Aim:
Make an exact copy of all the entries, with the pictures left out.

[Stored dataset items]
- - -
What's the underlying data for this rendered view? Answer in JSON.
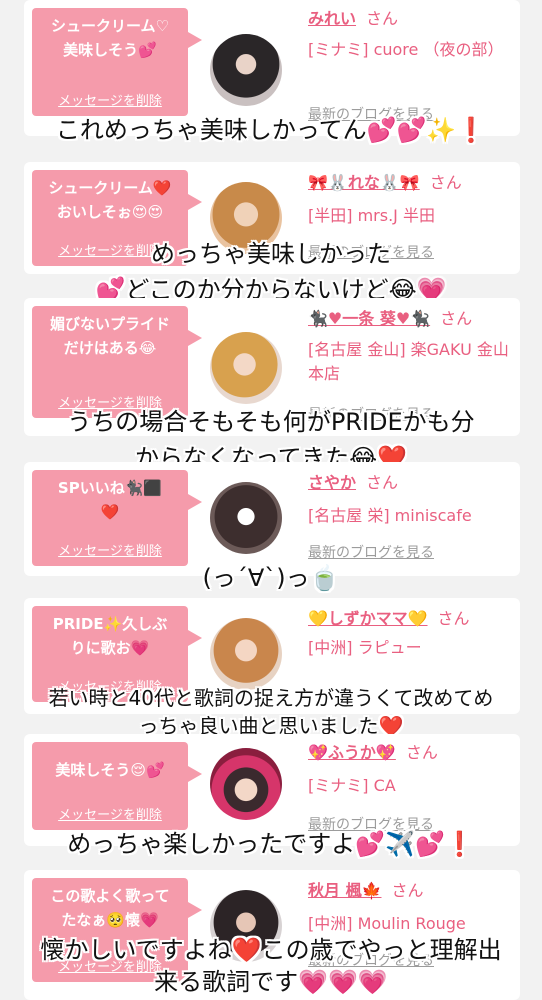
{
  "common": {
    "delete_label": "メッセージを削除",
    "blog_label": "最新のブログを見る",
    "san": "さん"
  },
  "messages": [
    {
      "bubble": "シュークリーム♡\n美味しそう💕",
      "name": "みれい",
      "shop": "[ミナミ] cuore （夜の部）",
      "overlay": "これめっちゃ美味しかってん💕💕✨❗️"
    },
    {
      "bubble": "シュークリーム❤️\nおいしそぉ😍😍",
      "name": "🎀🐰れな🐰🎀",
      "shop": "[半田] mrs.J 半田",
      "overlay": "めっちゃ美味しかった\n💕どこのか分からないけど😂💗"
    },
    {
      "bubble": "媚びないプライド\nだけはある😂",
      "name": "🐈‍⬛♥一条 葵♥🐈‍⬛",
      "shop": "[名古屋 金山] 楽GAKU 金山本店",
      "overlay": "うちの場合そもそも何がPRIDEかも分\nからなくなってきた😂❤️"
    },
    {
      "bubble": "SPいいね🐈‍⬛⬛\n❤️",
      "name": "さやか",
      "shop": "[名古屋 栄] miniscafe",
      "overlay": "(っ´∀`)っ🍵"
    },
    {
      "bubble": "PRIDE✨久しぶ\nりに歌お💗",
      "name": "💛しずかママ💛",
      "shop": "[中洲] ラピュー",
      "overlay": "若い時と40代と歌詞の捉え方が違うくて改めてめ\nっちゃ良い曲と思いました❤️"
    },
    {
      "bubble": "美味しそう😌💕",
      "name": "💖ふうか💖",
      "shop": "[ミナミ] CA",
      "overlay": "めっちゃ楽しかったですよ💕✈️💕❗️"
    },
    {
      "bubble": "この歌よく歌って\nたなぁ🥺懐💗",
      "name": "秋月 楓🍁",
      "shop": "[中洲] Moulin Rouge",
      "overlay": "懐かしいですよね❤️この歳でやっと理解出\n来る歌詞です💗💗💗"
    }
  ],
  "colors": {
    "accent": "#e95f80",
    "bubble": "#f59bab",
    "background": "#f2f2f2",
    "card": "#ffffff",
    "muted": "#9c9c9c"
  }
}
- - -
Written solution:
What's the underlying data for this rendered view? Answer in JSON.
{
  "common": {
    "delete_label": "メッセージを削除",
    "blog_label": "最新のブログを見る",
    "san": "さん"
  },
  "messages": [
    {
      "bubble": "シュークリーム♡\n美味しそう💕",
      "name": "みれい",
      "shop": "[ミナミ] cuore （夜の部）",
      "overlay": "これめっちゃ美味しかってん💕💕✨❗️"
    },
    {
      "bubble": "シュークリーム❤️\nおいしそぉ😍😍",
      "name": "🎀🐰れな🐰🎀",
      "shop": "[半田] mrs.J 半田",
      "overlay": "めっちゃ美味しかった\n💕どこのか分からないけど😂💗"
    },
    {
      "bubble": "媚びないプライド\nだけはある😂",
      "name": "🐈‍⬛♥一条 葵♥🐈‍⬛",
      "shop": "[名古屋 金山] 楽GAKU 金山本店",
      "overlay": "うちの場合そもそも何がPRIDEかも分\nからなくなってきた😂❤️"
    },
    {
      "bubble": "SPいいね🐈‍⬛⬛\n❤️",
      "name": "さやか",
      "shop": "[名古屋 栄] miniscafe",
      "overlay": "(っ´∀`)っ🍵"
    },
    {
      "bubble": "PRIDE✨久しぶ\nりに歌お💗",
      "name": "💛しずかママ💛",
      "shop": "[中洲] ラピュー",
      "overlay": "若い時と40代と歌詞の捉え方が違うくて改めてめ\nっちゃ良い曲と思いました❤️"
    },
    {
      "bubble": "美味しそう😌💕",
      "name": "💖ふうか💖",
      "shop": "[ミナミ] CA",
      "overlay": "めっちゃ楽しかったですよ💕✈️💕❗️"
    },
    {
      "bubble": "この歌よく歌って\nたなぁ🥺懐💗",
      "name": "秋月 楓🍁",
      "shop": "[中洲] Moulin Rouge",
      "overlay": "懐かしいですよね❤️この歳でやっと理解出\n来る歌詞です💗💗💗"
    }
  ],
  "colors": {
    "accent": "#e95f80",
    "bubble": "#f59bab",
    "background": "#f2f2f2",
    "card": "#ffffff",
    "muted": "#9c9c9c"
  }
}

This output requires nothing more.